◆ **TASK GOAL**
Extract the lines that hold the string "color".
— start STORED ROWS —
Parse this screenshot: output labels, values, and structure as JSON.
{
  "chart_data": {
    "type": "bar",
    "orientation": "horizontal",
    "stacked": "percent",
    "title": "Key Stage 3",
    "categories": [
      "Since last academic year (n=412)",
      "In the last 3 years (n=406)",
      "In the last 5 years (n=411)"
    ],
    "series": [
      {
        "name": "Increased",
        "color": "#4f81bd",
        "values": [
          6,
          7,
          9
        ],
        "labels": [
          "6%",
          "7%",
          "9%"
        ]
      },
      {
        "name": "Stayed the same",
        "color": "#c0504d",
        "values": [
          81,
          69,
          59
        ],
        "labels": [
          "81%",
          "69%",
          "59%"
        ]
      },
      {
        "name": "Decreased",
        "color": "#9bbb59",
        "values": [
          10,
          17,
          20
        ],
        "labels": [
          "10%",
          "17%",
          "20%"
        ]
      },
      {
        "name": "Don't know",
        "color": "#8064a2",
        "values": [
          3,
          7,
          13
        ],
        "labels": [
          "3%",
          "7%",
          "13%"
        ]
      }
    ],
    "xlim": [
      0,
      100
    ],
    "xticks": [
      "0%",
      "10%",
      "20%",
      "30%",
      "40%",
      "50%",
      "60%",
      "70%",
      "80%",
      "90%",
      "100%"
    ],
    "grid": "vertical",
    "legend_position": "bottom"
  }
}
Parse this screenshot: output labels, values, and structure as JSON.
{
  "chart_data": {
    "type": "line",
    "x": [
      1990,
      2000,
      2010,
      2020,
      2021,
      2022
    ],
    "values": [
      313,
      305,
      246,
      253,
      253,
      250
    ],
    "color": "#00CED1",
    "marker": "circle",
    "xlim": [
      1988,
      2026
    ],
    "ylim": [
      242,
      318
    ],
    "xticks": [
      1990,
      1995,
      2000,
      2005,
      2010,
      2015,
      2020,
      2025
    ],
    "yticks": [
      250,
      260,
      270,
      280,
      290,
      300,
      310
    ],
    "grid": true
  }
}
— end STORED ROWS —
◆ **COMPLETED TASK**
        "color": "#4f81bd",
        "color": "#c0504d",
        "color": "#9bbb59",
        "color": "#8064a2",
    "color": "#00CED1",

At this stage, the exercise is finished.